** begin Available records **
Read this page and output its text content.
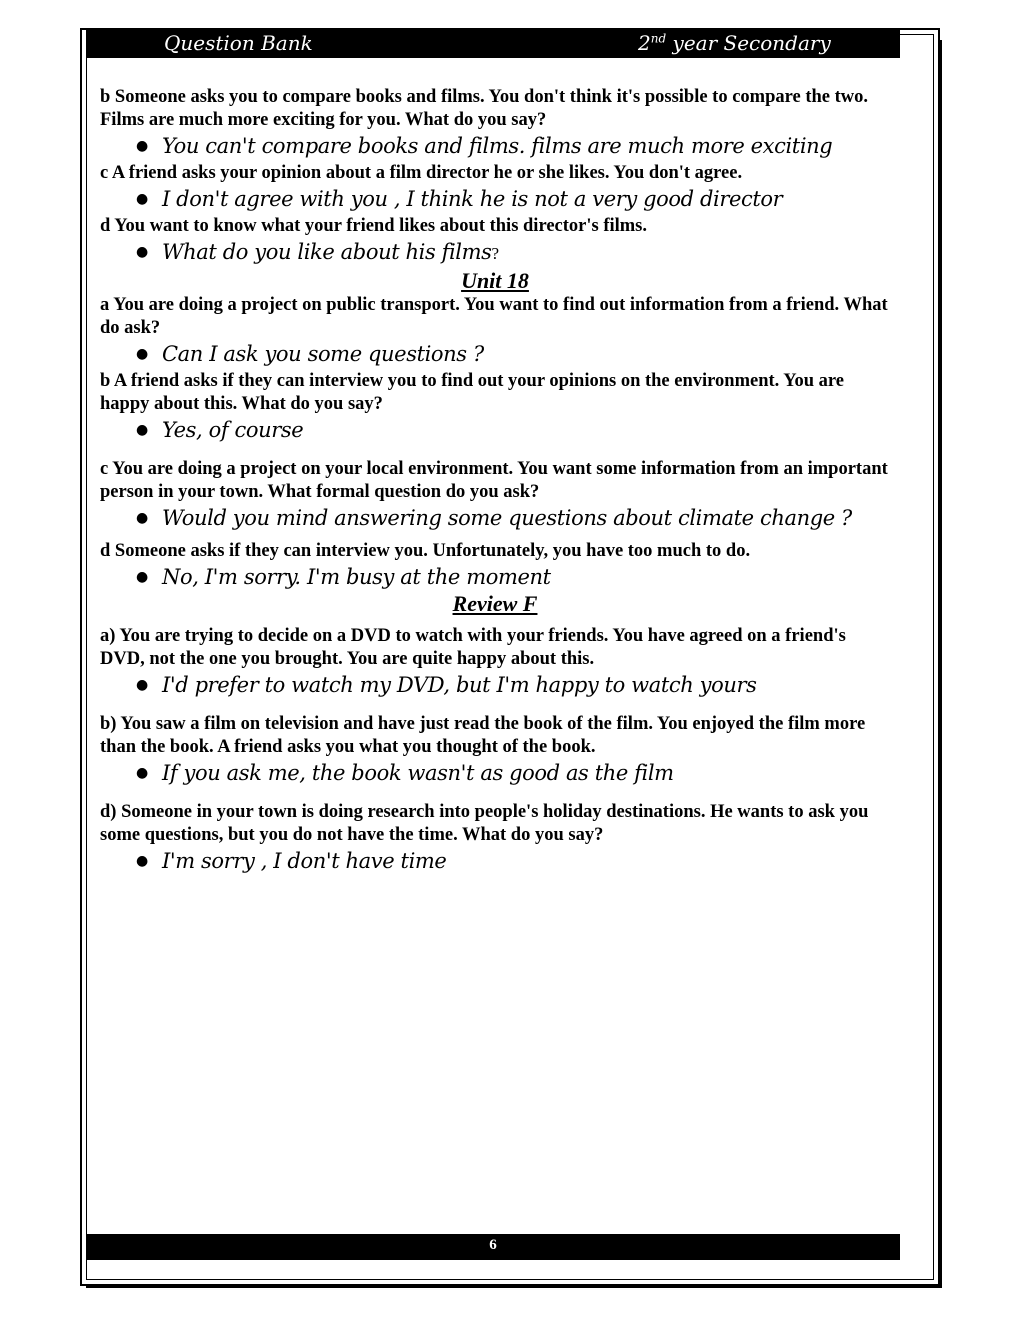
Question Bank	2nd year Secondary

b Someone asks you to compare books and films. You don't think it's possible to compare the two. Films are much more exciting for you. What do you say?

● You can't compare books and films. films are much more exciting

c A friend asks your opinion about a film director he or she likes. You don't agree.

● I don't agree with you , I think he is not a very good director

d You want to know what your friend likes about this director's films.

● What do you like about his films?

Unit 18

a You are doing a project on public transport. You want to find out information from a friend. What do ask?

● Can I ask you some questions ?

b A friend asks if they can interview you to find out your opinions on the environment. You are happy about this. What do you say?

● Yes, of course

c You are doing a project on your local environment. You want some information from an important person in your town. What formal question do you ask?

● Would you mind answering some questions about climate change ?

d Someone asks if they can interview you. Unfortunately, you have too much to do.

● No, I'm sorry. I'm busy at the moment

Review F

a) You are trying to decide on a DVD to watch with your friends. You have agreed on a friend's DVD, not the one you brought. You are quite happy about this.

● I'd prefer to watch my DVD, but I'm happy to watch yours

b) You saw a film on television and have just read the book of the film. You enjoyed the film more than the book. A friend asks you what you thought of the book.

● If you ask me, the book wasn't as good as the film

d) Someone in your town is doing research into people's holiday destinations. He wants to ask you some questions, but you do not have the time. What do you say?

● I'm sorry , I don't have time

6
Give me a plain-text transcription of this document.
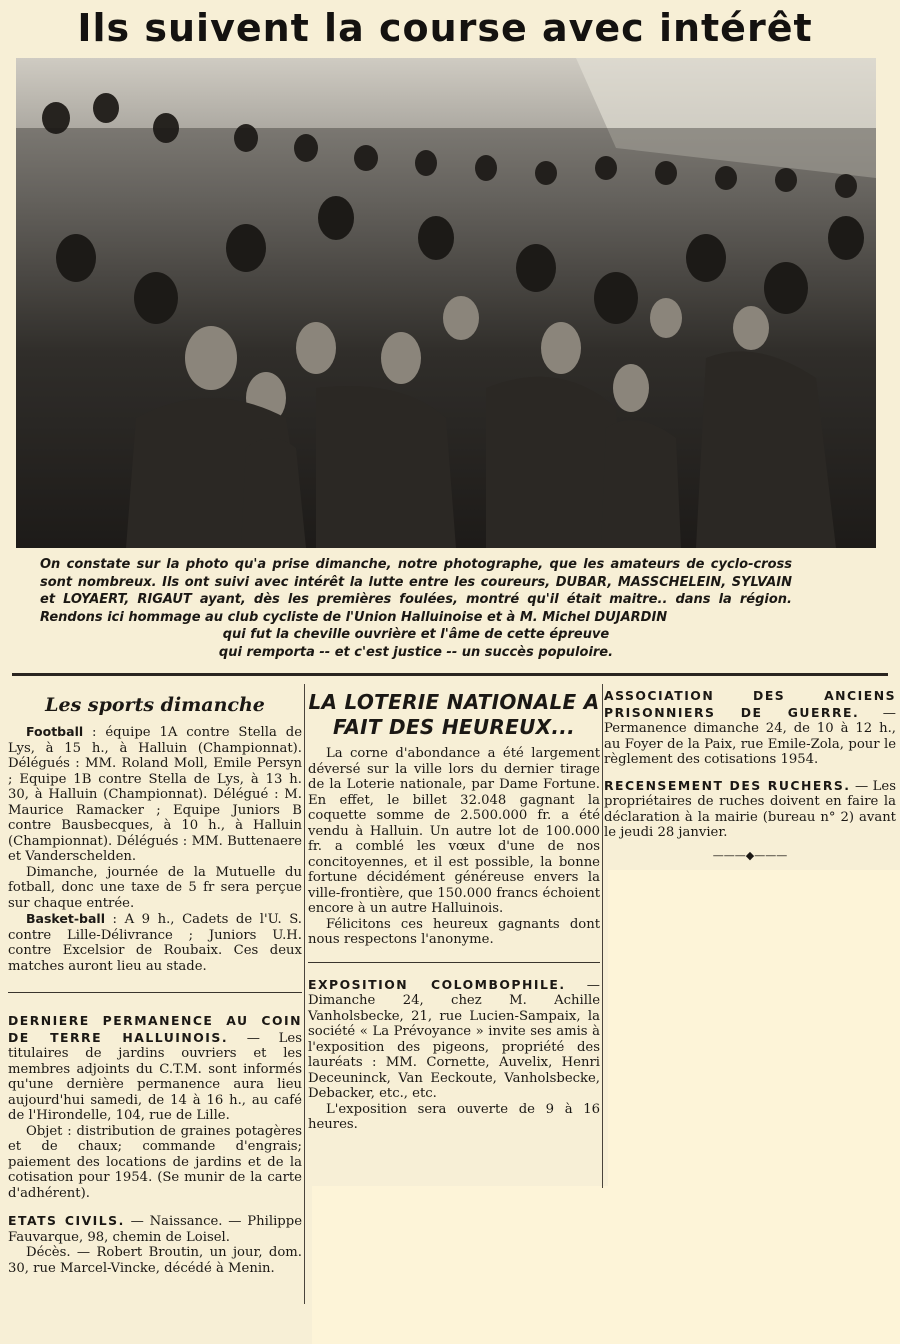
Ils suivent la course avec intérêt

On constate sur la photo qu'a prise dimanche, notre photographe, que les amateurs de cyclo-cross sont nombreux. Ils ont suivi avec intérêt la lutte entre les coureurs, DUBAR, MASSCHELEIN, SYLVAIN et LOYAERT, RIGAUT ayant, dès les premières foulées, montré qu'il était maitre.. dans la région. Rendons ici hommage au club cycliste de l'Union Halluinoise et à M. Michel DUJARDIN
qui fut la cheville ouvrière et l'âme de cette épreuve
qui remporta -- et c'est justice -- un succès populoire.

Les sports dimanche

Football : équipe 1A contre Stella de Lys, à 15 h., à Halluin (Championnat). Délégués : MM. Roland Moll, Emile Persyn ; Equipe 1B contre Stella de Lys, à 13 h. 30, à Halluin (Championnat). Délégué : M. Maurice Ramacker ; Equipe Juniors B contre Bausbecques, à 10 h., à Halluin (Championnat). Délégués : MM. Buttenaere et Vanderschelden.

Dimanche, journée de la Mutuelle du fotball, donc une taxe de 5 fr sera perçue sur chaque entrée.

Basket-ball : A 9 h., Cadets de l'U. S. contre Lille-Délivrance ; Juniors U.H. contre Excelsior de Roubaix. Ces deux matches auront lieu au stade.

DERNIERE PERMANENCE AU COIN DE TERRE HALLUINOIS. — Les titulaires de jardins ouvriers et les membres adjoints du C.T.M. sont informés qu'une dernière permanence aura lieu aujourd'hui samedi, de 14 à 16 h., au café de l'Hirondelle, 104, rue de Lille.

Objet : distribution de graines potagères et de chaux; commande d'engrais; paiement des locations de jardins et de la cotisation pour 1954. (Se munir de la carte d'adhérent).

ETATS CIVILS. — Naissance. — Philippe Fauvarque, 98, chemin de Loisel.

Décès. — Robert Broutin, un jour, dom. 30, rue Marcel-Vincke, décédé à Menin.

LA LOTERIE NATIONALE A FAIT DES HEUREUX...

La corne d'abondance a été largement déversé sur la ville lors du dernier tirage de la Loterie nationale, par Dame Fortune. En effet, le billet 32.048 gagnant la coquette somme de 2.500.000 fr. a été vendu à Halluin. Un autre lot de 100.000 fr. a comblé les vœux d'une de nos concitoyennes, et il est possible, la bonne fortune décidément généreuse envers la ville-frontière, que 150.000 francs échoient encore à un autre Halluinois.

Félicitons ces heureux gagnants dont nous respectons l'anonyme.

EXPOSITION COLOMBOPHILE. — Dimanche 24, chez M. Achille Vanholsbecke, 21, rue Lucien-Sampaix, la société « La Prévoyance » invite ses amis à l'exposition des pigeons, propriété des lauréats : MM. Cornette, Auvelix, Henri Deceuninck, Van Eeckoute, Vanholsbecke, Debacker, etc., etc.

L'exposition sera ouverte de 9 à 16 heures.

ASSOCIATION DES ANCIENS PRISONNIERS DE GUERRE. — Permanence dimanche 24, de 10 à 12 h., au Foyer de la Paix, rue Emile-Zola, pour le règlement des cotisations 1954.

RECENSEMENT DES RUCHERS. — Les propriétaires de ruches doivent en faire la déclaration à la mairie (bureau n° 2) avant le jeudi 28 janvier.

———◆———
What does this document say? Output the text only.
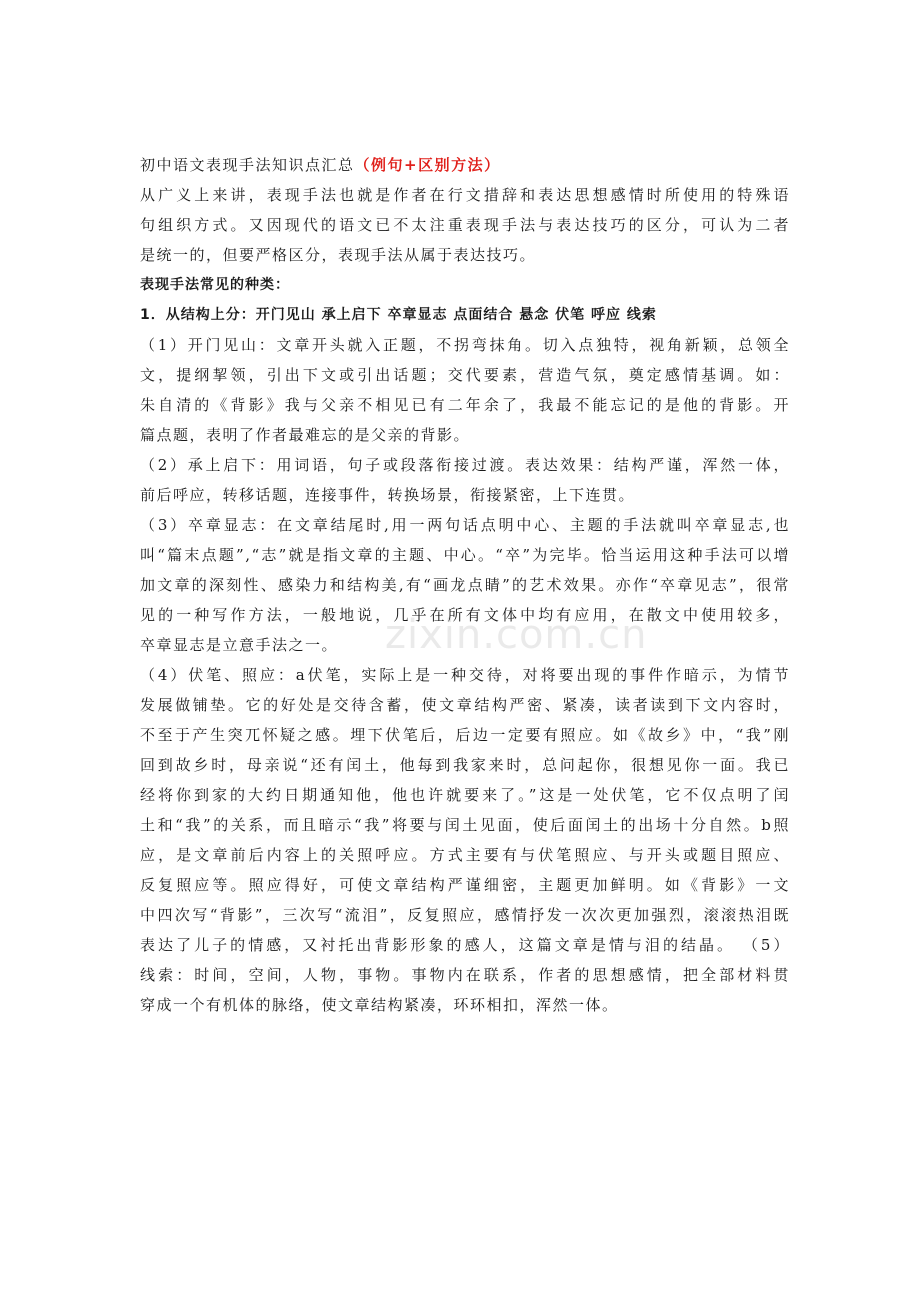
zixin.com.cn
初中语文表现手法知识点汇总（例句+区别方法）
从广义上来讲，表现手法也就是作者在行文措辞和表达思想感情时所使用的特殊语
句组织方式。又因现代的语文已不太注重表现手法与表达技巧的区分，可认为二者
是统一的，但要严格区分，表现手法从属于表达技巧。
表现手法常见的种类：
1．从结构上分：开门见山 承上启下 卒章显志 点面结合 悬念 伏笔 呼应 线索
（1）开门见山：文章开头就入正题，不拐弯抹角。切入点独特，视角新颖，总领全
文，提纲挈领，引出下文或引出话题；交代要素，营造气氛，奠定感情基调。如：
朱自清的《背影》我与父亲不相见已有二年余了，我最不能忘记的是他的背影。开
篇点题，表明了作者最难忘的是父亲的背影。
（2）承上启下：用词语，句子或段落衔接过渡。表达效果：结构严谨，浑然一体，
前后呼应，转移话题，连接事件，转换场景，衔接紧密，上下连贯。
（3）卒章显志：在文章结尾时,用一两句话点明中心、主题的手法就叫卒章显志,也
叫“篇末点题”,“志”就是指文章的主题、中心。“卒”为完毕。恰当运用这种手法可以增
加文章的深刻性、感染力和结构美,有“画龙点睛”的艺术效果。亦作“卒章见志”，很常
见的一种写作方法，一般地说，几乎在所有文体中均有应用，在散文中使用较多，
卒章显志是立意手法之一。
（4）伏笔、照应：a伏笔，实际上是一种交待，对将要出现的事件作暗示，为情节
发展做铺垫。它的好处是交待含蓄，使文章结构严密、紧凑，读者读到下文内容时，
不至于产生突兀怀疑之感。埋下伏笔后，后边一定要有照应。如《故乡》中，“我”刚
回到故乡时，母亲说“还有闰土，他每到我家来时，总问起你，很想见你一面。我已
经将你到家的大约日期通知他，他也许就要来了。”这是一处伏笔，它不仅点明了闰
土和“我”的关系，而且暗示“我”将要与闰土见面，使后面闰土的出场十分自然。b照
应，是文章前后内容上的关照呼应。方式主要有与伏笔照应、与开头或题目照应、
反复照应等。照应得好，可使文章结构严谨细密，主题更加鲜明。如《背影》一文
中四次写“背影”，三次写“流泪”，反复照应，感情抒发一次次更加强烈，滚滚热泪既
表达了儿子的情感，又衬托出背影形象的感人，这篇文章是情与泪的结晶。 （5）
线索：时间，空间，人物，事物。事物内在联系，作者的思想感情，把全部材料贯
穿成一个有机体的脉络，使文章结构紧凑，环环相扣，浑然一体。
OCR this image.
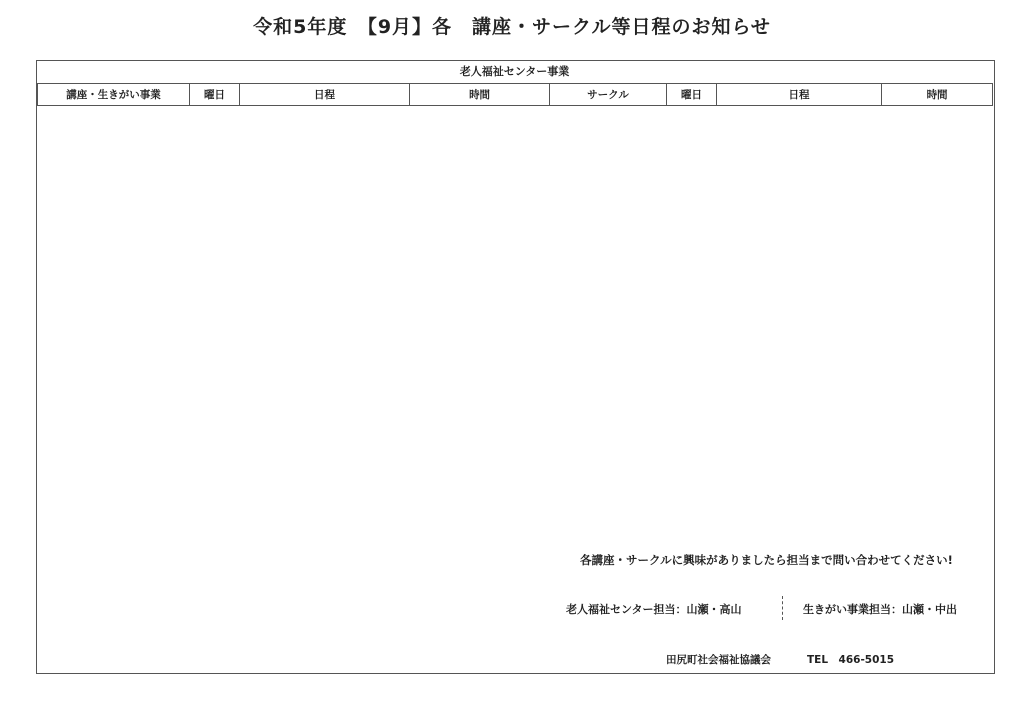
令和5年度　【9月】各　講座・サークル等日程のお知らせ
老人福祉センター事業
講座・生きがい事業	曜日	日程	時間	サークル	曜日	日程	時間
各講座・サークルに興味がありましたら担当まで問い合わせてください!
老人福祉センター担当：山瀬・高山	生きがい事業担当：山瀬・中出
田尻町社会福祉協議会	TEL　466-5015
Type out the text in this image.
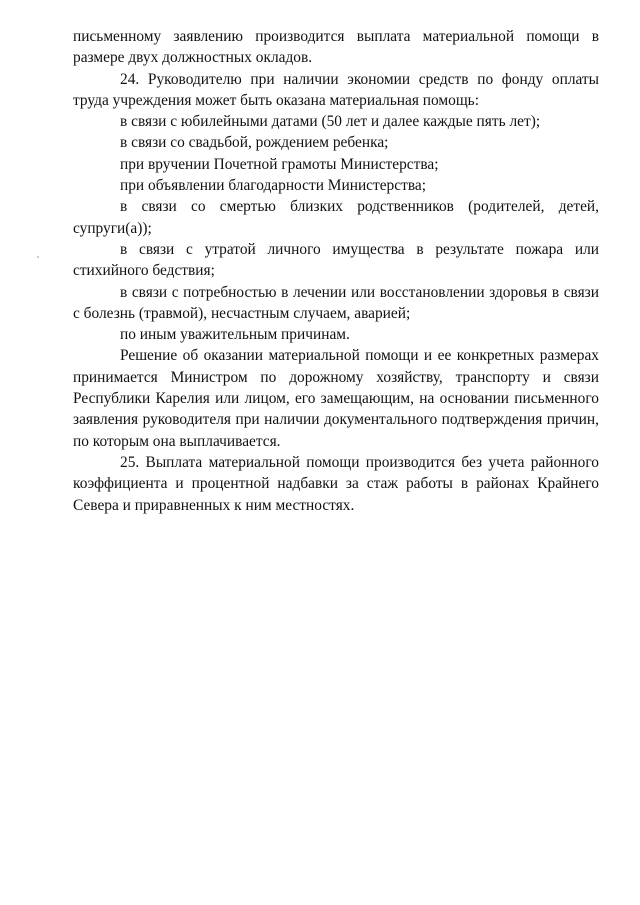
письменному заявлению производится выплата материальной помощи в размере двух должностных окладов.

24. Руководителю при наличии экономии средств по фонду оплаты труда учреждения может быть оказана материальная помощь:

в связи с юбилейными датами (50 лет и далее каждые пять лет);

в связи со свадьбой, рождением ребенка;

при вручении Почетной грамоты Министерства;

при объявлении благодарности Министерства;

в связи со смертью близких родственников (родителей, детей, супруги(а));

в связи с утратой личного имущества в результате пожара или стихийного бедствия;

в связи с потребностью в лечении или восстановлении здоровья в связи с болезнь (травмой), несчастным случаем, аварией;

по иным уважительным причинам.

Решение об оказании материальной помощи и ее конкретных размерах принимается Министром по дорожному хозяйству, транспорту и связи Республики Карелия или лицом, его замещающим, на основании письменного заявления руководителя при наличии документального подтверждения причин, по которым она выплачивается.

25. Выплата материальной помощи производится без учета районного коэффициента и процентной надбавки за стаж работы в районах Крайнего Севера и приравненных к ним местностях.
** end Available records **
Exercise aim: Scan the listing above. Collect all lines with the word "avec".

Task result:
Ils suivent la course avec intérêt
On constate sur la photo qu'a prise dimanche, notre photographe, que les amateurs de cyclo-cross sont nombreux. Ils ont suivi avec intérêt la lutte entre les coureurs, DUBAR, MASSCHELEIN, SYLVAIN et LOYAERT, RIGAUT ayant, dès les premières foulées, montré qu'il était maitre.. dans la région. Rendons ici hommage au club cycliste de l'Union Halluinoise et à M. Michel DUJARDIN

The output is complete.